◆ DATA SHOWN

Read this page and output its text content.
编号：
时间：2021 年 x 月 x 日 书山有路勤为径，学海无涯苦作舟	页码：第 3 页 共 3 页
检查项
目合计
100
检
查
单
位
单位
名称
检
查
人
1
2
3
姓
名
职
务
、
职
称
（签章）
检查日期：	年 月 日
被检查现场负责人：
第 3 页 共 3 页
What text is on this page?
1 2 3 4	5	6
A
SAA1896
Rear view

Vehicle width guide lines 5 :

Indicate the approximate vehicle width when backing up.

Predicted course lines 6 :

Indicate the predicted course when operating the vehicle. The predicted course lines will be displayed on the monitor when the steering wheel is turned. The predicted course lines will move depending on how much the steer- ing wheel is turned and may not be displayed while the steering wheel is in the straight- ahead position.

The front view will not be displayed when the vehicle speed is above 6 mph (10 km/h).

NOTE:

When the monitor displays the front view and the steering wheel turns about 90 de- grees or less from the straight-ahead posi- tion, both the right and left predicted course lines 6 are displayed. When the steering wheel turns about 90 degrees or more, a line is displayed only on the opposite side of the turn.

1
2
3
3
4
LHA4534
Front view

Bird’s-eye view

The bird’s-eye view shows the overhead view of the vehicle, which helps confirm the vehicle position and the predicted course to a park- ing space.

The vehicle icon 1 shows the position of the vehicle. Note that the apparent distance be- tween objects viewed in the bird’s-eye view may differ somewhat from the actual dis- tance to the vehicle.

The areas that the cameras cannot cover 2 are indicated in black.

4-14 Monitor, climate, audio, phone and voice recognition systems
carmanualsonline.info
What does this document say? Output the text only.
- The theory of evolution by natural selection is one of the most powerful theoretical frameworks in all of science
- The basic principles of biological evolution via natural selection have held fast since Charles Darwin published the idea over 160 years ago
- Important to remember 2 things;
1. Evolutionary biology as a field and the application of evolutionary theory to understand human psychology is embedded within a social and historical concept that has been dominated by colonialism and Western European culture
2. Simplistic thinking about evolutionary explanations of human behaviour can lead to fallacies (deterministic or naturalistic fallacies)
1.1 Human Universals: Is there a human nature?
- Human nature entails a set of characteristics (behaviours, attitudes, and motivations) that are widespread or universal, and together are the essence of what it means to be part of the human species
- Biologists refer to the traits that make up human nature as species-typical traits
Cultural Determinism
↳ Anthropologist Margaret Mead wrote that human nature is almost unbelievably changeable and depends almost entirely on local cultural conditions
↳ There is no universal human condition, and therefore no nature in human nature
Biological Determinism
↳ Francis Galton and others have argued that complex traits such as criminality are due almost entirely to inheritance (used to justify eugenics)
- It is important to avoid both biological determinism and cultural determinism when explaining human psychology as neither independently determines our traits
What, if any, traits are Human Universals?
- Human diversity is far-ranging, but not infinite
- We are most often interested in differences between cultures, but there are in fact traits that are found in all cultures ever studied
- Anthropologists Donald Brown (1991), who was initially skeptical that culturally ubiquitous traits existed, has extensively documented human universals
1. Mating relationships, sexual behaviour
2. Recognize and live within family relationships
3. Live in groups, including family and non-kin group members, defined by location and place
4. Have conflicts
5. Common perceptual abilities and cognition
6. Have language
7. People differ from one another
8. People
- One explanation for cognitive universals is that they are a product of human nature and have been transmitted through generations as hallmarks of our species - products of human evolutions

◆ WHAT IS ASKED
Which lines hold the word "about"? Show each one.

◆ EXPECTED ANSWER
When the monitor displays the front view and the steering wheel turns about 90 de- grees or less from the straight-ahead posi- tion, both the right and left predicted course lines 6 are displayed. When the steering wheel turns about 90 degrees or more, a line is displayed only on the opposite side of the turn.
2. Simplistic thinking about evolutionary explanations of human behaviour can lead to fallacies (deterministic or naturalistic fallacies)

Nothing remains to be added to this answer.